═════ Stored records ═════

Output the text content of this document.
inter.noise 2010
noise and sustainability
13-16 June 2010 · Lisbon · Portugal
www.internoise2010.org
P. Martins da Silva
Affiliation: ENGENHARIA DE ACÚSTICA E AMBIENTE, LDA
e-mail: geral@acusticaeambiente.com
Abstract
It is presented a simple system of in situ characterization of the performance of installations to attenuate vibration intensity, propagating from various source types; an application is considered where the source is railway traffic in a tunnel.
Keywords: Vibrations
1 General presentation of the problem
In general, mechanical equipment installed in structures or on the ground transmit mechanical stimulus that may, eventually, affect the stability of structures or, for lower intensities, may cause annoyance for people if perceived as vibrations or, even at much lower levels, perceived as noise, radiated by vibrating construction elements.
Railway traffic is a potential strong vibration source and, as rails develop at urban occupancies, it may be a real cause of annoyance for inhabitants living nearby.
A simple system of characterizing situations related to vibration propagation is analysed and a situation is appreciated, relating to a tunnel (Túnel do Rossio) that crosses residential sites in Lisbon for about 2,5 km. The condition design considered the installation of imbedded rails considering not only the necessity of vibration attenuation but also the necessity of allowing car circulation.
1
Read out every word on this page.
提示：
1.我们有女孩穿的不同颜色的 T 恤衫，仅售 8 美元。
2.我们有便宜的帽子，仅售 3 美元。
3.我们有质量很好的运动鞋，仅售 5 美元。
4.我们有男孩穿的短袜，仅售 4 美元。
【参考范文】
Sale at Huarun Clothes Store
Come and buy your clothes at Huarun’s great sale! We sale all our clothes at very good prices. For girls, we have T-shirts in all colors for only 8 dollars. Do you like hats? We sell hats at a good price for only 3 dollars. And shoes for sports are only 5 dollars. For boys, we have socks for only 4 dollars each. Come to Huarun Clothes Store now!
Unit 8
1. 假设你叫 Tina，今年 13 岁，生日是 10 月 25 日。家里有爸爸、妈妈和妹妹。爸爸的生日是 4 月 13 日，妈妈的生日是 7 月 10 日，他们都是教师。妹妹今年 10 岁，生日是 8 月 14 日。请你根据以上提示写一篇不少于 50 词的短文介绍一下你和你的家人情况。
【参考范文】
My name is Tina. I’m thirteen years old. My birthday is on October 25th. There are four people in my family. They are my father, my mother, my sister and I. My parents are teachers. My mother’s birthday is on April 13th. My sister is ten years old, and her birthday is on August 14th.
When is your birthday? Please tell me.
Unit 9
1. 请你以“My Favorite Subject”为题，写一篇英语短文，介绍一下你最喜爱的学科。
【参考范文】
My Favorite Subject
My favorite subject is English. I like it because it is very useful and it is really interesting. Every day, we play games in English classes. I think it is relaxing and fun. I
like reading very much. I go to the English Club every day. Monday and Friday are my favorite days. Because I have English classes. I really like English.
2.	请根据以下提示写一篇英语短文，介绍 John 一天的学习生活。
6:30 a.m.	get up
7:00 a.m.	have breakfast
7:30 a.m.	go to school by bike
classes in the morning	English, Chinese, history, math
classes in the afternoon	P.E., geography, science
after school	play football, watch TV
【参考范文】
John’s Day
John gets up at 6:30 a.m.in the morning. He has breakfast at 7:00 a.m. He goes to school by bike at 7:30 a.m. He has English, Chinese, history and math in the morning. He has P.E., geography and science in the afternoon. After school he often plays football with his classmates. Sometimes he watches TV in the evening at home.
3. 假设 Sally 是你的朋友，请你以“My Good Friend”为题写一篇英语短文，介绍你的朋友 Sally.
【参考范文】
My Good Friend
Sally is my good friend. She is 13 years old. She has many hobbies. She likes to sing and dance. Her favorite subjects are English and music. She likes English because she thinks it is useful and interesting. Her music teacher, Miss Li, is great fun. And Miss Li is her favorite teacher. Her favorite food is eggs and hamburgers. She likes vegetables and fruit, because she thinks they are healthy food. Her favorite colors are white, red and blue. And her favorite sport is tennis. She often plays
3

═════

Exercise requirements:
Filter out every line that lacks the word "geography", and copy the rest.

Answer:
classes in the afternoon	P.E., geography, science
John gets up at 6:30 a.m.in the morning. He has breakfast at 7:00 a.m. He goes to school by bike at 7:30 a.m. He has English, Chinese, history and math in the morning. He has P.E., geography and science in the afternoon. After school he often plays football with his classmates. Sometimes he watches TV in the evening at home.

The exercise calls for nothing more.